■ What to work on ■
Only the lines holding the string "Working" are needed. Copy each one.

◇ ◇ ◇

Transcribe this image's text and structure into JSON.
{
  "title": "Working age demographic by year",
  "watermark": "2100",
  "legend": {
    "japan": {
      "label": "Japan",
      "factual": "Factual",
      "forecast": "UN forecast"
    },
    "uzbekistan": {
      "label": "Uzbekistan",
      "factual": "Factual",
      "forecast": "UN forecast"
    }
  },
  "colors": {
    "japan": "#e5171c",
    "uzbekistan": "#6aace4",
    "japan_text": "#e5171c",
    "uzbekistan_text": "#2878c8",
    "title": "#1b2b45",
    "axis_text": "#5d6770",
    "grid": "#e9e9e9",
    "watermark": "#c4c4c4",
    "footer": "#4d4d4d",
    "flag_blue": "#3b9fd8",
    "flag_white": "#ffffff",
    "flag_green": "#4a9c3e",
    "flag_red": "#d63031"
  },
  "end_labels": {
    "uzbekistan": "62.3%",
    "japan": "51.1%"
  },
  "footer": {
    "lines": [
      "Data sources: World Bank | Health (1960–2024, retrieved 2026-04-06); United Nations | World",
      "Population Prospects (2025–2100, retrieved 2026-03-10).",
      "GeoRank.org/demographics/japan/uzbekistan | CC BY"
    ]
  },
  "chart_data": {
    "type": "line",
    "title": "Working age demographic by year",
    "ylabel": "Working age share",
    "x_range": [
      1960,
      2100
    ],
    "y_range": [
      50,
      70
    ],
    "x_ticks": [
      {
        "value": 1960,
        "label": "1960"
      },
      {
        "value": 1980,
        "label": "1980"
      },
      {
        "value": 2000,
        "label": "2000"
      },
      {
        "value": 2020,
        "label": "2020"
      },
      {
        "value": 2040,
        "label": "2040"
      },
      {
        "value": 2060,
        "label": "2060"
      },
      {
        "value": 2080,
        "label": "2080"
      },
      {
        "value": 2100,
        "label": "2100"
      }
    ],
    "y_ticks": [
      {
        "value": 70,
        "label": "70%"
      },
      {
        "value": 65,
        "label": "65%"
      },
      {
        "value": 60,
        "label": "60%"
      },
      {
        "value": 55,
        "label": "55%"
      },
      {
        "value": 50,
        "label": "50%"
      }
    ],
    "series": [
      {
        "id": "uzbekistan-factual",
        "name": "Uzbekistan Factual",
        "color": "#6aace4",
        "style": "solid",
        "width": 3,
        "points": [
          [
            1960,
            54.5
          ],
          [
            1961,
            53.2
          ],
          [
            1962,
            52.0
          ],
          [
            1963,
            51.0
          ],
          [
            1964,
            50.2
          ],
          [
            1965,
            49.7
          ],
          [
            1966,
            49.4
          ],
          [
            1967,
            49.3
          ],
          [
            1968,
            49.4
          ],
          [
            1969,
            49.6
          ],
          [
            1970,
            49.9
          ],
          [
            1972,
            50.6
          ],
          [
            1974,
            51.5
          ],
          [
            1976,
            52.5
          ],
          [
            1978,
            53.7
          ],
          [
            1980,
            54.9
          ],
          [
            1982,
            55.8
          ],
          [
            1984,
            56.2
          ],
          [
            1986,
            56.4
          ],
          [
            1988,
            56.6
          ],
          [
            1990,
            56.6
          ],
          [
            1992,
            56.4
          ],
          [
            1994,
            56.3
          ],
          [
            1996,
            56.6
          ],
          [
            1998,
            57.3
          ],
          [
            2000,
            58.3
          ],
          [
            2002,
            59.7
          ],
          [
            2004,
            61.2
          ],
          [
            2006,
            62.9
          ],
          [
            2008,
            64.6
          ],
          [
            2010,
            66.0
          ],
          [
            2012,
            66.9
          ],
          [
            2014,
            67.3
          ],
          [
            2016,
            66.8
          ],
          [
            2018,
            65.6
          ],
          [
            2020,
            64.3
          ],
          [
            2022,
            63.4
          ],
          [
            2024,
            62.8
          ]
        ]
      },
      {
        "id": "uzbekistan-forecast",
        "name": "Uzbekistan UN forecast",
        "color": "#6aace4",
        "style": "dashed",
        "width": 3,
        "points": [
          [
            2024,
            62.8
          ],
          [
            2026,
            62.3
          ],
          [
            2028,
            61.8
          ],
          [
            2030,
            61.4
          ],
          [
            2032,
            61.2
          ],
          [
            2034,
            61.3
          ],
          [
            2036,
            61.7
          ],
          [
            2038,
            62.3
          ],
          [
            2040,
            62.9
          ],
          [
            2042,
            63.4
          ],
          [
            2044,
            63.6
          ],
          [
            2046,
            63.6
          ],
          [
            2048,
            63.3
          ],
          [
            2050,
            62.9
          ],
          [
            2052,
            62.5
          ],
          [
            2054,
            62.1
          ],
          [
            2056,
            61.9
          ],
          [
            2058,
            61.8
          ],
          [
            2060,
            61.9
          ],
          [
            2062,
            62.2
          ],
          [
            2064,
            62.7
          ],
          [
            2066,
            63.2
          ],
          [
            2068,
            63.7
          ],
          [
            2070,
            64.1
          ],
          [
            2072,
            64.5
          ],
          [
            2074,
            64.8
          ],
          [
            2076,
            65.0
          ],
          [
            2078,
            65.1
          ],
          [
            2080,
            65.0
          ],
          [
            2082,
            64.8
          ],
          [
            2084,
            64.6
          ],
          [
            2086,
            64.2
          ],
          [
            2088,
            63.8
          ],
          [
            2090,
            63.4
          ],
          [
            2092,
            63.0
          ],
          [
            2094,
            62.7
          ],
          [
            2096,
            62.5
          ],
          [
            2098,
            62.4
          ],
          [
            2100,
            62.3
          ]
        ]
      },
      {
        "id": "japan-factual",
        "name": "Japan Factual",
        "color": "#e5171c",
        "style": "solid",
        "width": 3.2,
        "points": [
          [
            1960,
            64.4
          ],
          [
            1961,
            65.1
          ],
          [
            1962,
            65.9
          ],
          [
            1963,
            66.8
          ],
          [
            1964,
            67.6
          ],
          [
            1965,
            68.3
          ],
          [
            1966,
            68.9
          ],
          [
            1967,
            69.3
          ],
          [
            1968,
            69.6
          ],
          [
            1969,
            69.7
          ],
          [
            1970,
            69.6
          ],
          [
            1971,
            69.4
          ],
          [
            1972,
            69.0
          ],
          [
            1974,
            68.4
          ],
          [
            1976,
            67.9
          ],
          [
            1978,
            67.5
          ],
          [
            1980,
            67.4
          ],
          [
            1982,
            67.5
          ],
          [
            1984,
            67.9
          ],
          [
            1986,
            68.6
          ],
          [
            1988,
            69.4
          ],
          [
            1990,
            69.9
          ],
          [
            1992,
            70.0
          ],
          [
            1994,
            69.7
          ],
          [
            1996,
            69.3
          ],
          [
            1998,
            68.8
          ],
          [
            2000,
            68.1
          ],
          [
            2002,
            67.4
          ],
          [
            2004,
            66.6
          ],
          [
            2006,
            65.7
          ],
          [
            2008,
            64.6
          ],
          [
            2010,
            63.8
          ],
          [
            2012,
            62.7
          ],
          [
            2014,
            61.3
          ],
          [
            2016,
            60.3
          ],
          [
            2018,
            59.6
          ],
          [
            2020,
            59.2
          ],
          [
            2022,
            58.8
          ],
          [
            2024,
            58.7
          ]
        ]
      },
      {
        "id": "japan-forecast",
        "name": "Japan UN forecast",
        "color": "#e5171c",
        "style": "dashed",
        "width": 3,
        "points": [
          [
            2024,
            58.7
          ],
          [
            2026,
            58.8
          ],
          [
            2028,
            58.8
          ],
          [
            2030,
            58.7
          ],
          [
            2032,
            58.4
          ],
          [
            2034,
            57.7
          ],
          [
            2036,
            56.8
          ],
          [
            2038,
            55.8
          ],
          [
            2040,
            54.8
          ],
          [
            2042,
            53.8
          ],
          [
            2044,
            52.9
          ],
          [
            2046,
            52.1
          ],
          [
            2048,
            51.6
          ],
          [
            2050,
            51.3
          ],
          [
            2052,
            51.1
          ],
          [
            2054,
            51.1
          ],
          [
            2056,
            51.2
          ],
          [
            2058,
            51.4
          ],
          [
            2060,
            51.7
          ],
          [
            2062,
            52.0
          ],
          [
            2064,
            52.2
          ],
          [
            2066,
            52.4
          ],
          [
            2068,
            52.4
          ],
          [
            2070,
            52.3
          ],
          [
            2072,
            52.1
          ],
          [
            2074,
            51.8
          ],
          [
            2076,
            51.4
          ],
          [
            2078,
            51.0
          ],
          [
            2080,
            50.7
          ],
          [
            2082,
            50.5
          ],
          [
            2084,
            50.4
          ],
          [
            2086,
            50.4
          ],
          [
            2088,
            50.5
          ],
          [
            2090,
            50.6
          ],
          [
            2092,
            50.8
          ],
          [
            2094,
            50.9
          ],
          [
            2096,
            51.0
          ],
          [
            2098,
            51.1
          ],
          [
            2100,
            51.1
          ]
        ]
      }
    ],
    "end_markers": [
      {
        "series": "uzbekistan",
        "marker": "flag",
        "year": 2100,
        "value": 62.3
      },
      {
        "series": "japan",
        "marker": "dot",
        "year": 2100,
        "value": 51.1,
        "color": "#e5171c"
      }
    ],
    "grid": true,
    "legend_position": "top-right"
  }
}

◇ ◇ ◇

■ Response ■
  "title": "Working age demographic by year",
    "title": "Working age demographic by year",
    "ylabel": "Working age share",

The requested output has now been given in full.